▸ **Task to complete**
Count every line that has the word "gong". Give the number, without anything more.

▸ **Records from a dataset**
►

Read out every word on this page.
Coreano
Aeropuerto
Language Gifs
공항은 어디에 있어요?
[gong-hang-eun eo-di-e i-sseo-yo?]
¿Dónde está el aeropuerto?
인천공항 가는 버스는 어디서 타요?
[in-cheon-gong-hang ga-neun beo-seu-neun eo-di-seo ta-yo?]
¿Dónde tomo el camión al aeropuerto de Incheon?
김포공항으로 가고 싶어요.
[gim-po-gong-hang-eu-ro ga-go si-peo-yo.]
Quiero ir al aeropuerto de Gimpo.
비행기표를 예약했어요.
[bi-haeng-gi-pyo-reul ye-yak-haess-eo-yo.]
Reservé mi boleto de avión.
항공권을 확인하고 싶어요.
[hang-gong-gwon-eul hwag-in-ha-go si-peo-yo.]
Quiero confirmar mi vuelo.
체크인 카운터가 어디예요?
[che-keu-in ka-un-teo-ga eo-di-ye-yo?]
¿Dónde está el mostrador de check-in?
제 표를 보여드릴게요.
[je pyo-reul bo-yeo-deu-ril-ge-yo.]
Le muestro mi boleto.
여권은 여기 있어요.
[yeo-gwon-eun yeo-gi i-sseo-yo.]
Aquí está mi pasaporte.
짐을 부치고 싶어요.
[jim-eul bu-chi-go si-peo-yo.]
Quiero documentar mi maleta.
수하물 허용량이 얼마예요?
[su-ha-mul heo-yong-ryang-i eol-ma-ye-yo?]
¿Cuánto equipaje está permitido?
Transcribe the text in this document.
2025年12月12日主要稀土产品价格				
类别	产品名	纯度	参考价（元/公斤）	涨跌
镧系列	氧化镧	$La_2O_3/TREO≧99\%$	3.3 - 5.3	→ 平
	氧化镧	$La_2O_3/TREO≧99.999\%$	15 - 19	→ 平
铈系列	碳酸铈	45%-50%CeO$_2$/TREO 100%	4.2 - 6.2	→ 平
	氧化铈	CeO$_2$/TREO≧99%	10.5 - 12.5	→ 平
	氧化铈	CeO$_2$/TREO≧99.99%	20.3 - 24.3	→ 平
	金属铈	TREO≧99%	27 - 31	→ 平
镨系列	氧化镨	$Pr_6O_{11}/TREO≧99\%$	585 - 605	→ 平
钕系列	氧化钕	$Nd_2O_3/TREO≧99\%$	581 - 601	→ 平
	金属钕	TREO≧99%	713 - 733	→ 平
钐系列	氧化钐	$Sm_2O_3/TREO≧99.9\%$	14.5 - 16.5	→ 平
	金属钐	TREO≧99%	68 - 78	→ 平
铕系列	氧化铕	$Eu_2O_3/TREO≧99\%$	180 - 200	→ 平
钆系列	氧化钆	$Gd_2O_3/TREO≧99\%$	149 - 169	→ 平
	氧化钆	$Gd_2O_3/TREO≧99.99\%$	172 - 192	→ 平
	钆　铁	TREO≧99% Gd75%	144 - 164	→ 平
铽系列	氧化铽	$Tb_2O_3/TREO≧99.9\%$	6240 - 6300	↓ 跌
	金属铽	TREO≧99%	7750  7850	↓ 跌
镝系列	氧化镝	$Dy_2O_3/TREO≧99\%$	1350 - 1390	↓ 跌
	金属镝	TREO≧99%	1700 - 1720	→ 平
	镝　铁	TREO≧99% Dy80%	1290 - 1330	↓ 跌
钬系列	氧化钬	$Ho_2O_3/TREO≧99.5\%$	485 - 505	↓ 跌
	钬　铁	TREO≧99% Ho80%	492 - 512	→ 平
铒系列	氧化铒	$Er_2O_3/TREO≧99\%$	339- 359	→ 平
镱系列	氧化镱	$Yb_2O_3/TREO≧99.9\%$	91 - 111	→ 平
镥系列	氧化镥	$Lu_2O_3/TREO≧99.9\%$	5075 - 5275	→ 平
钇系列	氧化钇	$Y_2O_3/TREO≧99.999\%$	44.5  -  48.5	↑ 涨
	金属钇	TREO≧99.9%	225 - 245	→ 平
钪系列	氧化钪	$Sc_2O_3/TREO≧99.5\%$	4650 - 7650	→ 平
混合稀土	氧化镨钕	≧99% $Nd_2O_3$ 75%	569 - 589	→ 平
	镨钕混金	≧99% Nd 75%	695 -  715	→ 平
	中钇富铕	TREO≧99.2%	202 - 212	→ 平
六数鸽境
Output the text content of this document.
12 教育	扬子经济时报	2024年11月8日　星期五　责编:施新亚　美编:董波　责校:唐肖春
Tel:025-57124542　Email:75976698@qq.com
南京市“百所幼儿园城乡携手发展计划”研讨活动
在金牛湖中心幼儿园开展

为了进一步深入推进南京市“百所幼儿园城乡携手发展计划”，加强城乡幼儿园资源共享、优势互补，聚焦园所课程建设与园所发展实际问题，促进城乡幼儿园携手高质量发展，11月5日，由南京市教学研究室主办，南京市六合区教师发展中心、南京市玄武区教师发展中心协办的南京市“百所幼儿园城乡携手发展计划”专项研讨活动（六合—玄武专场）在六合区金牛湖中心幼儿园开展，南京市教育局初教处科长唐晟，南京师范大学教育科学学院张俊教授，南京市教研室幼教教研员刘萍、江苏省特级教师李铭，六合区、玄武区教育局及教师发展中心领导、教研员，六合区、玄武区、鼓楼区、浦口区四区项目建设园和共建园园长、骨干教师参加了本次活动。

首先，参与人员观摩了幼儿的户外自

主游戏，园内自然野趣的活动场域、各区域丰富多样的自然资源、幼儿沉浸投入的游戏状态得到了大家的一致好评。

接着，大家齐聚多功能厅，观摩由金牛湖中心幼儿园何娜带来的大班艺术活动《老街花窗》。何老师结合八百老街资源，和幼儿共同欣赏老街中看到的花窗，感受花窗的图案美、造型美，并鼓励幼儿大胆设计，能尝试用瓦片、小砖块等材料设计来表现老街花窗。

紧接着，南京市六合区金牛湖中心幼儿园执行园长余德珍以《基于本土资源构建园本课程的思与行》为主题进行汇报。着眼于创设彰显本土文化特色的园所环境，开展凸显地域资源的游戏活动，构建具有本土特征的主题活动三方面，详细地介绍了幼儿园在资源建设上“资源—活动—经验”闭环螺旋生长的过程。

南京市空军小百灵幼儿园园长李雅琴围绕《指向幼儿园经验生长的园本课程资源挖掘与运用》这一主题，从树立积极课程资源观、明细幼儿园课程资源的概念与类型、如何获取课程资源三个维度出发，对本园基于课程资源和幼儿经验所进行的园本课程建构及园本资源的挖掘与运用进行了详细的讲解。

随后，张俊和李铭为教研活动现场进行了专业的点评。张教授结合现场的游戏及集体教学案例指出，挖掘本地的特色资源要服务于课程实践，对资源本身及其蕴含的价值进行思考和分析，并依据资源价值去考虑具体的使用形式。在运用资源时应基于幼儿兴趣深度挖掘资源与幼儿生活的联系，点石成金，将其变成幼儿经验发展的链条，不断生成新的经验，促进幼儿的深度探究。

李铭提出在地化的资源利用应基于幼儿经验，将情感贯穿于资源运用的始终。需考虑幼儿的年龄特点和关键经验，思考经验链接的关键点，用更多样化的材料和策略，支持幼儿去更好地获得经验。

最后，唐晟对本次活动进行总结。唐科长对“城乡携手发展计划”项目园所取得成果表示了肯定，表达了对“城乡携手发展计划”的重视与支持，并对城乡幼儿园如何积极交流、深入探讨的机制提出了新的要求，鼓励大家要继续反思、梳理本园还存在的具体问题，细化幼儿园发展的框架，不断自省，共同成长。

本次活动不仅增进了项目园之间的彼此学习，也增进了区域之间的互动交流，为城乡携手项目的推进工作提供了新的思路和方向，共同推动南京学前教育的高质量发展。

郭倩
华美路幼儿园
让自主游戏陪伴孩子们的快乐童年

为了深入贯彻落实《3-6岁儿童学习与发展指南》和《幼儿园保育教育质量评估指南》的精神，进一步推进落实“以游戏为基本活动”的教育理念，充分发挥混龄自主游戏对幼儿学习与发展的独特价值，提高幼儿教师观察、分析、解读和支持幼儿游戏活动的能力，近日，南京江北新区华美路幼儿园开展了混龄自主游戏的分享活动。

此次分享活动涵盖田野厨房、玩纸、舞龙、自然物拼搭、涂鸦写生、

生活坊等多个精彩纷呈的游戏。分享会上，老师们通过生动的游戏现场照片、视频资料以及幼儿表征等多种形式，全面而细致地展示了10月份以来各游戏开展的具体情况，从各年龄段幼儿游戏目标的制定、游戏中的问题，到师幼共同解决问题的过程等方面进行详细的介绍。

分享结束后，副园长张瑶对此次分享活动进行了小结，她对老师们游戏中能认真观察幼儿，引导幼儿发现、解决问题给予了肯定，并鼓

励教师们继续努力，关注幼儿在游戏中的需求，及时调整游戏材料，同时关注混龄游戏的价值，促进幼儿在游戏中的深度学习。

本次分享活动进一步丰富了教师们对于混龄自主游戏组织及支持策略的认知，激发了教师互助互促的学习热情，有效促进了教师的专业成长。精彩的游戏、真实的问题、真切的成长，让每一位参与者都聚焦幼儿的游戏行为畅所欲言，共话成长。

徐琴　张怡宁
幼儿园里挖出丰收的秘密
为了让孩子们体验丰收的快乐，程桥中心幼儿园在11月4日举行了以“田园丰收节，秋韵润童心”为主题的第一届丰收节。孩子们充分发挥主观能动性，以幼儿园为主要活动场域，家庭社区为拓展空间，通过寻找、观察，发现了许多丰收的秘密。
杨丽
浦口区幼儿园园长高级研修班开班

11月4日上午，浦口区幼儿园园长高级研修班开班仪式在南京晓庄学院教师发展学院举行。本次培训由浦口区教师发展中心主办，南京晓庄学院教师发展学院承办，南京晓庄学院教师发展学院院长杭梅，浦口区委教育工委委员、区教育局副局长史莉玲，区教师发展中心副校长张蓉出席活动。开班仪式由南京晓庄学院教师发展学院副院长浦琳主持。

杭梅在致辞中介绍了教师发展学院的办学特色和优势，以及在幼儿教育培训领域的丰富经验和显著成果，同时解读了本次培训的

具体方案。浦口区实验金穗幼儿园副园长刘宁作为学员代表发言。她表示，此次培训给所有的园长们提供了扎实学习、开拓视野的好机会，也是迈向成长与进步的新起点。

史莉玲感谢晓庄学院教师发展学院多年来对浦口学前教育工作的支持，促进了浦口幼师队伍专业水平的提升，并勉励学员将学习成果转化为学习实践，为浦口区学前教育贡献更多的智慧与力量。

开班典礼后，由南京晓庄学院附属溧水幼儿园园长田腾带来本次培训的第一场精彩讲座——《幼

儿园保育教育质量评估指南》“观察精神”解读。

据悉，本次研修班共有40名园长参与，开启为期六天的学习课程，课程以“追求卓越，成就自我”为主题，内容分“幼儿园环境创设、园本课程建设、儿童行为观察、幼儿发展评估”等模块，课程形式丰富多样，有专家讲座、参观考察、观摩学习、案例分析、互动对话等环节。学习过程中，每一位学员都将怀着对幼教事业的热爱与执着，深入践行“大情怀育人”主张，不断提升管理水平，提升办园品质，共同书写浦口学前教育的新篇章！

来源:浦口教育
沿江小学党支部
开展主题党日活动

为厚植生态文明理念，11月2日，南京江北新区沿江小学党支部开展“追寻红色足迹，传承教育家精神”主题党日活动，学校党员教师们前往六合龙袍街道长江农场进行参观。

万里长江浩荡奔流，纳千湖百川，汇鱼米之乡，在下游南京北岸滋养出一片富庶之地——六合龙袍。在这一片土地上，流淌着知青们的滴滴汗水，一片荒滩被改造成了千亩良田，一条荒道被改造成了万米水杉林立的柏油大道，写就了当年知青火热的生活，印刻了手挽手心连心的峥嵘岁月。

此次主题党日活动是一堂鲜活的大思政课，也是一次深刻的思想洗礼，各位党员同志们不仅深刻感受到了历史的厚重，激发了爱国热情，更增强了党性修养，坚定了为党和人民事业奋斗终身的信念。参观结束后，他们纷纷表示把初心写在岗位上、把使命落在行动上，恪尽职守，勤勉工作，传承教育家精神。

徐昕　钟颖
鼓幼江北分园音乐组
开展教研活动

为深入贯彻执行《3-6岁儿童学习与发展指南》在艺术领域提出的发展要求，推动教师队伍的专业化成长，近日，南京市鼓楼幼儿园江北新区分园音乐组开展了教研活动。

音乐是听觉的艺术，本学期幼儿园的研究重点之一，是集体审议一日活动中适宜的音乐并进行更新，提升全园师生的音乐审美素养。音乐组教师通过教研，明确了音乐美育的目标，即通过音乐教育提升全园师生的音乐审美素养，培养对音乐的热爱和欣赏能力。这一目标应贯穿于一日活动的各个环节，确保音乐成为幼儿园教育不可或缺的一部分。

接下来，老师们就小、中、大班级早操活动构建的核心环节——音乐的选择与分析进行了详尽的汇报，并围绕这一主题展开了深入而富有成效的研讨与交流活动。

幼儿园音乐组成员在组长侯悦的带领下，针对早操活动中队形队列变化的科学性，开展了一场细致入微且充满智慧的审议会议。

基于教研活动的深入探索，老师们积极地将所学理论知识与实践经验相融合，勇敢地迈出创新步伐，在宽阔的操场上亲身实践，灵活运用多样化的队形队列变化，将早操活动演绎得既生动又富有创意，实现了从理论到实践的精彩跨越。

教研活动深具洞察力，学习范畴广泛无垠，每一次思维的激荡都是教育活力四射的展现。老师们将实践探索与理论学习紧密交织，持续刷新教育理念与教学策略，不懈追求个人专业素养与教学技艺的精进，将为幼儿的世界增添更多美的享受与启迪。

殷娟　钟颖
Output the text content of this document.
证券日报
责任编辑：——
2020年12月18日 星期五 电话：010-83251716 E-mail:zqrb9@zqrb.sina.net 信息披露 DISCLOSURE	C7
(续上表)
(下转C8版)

◄

▸ **Written response**
4